== Task objective ==
Scan the material below for the string "spiking", and copy every line where it shows up.

[Collection entries]

|---|

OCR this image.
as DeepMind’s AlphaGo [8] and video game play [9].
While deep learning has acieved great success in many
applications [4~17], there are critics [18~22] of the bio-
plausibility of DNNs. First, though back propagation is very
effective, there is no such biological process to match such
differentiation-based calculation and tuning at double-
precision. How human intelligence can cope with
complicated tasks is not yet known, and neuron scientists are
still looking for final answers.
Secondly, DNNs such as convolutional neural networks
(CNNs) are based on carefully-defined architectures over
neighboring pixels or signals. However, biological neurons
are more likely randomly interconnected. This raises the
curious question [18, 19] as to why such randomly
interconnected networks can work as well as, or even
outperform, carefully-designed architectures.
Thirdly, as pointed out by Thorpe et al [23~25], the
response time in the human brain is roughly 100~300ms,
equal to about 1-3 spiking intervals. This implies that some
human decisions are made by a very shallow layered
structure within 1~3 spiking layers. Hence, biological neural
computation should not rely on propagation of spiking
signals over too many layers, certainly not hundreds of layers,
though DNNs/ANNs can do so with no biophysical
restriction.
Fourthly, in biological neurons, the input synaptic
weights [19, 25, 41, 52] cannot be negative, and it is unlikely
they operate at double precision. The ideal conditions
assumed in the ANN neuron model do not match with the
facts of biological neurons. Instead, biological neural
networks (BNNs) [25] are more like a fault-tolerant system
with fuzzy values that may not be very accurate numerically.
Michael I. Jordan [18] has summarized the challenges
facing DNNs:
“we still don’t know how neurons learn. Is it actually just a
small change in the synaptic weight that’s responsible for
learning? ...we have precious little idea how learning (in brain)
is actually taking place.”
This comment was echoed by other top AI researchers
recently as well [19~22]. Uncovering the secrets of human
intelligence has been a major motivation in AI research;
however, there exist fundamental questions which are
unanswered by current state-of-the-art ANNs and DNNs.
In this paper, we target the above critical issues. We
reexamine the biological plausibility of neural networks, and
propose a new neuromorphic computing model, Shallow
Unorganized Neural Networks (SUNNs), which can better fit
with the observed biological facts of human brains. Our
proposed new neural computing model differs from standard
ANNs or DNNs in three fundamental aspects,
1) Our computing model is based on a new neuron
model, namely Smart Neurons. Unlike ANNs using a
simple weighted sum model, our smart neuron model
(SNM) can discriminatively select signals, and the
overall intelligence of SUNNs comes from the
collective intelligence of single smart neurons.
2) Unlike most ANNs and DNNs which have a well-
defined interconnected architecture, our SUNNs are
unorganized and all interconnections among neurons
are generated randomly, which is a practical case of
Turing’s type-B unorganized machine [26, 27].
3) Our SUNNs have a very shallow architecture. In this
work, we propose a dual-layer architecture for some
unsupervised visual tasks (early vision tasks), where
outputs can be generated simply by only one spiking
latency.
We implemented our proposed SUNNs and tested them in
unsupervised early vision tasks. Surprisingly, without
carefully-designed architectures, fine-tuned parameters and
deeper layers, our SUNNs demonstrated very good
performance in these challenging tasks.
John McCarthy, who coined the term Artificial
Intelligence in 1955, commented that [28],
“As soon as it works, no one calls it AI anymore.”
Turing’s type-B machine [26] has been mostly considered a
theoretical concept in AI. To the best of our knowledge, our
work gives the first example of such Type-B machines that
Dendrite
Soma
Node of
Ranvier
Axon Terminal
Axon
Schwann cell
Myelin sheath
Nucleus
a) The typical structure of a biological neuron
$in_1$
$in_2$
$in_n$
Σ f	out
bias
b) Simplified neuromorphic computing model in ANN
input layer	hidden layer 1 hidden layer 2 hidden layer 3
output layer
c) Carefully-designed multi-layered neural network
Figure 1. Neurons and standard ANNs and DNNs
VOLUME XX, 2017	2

|---|

== Response to the exercise ==
equal to about 1-3 spiking intervals. This implies that some
structure within 1~3 spiking layers. Hence, biological neural
computation should not rely on propagation of spiking
outputs can be generated simply by only one spiking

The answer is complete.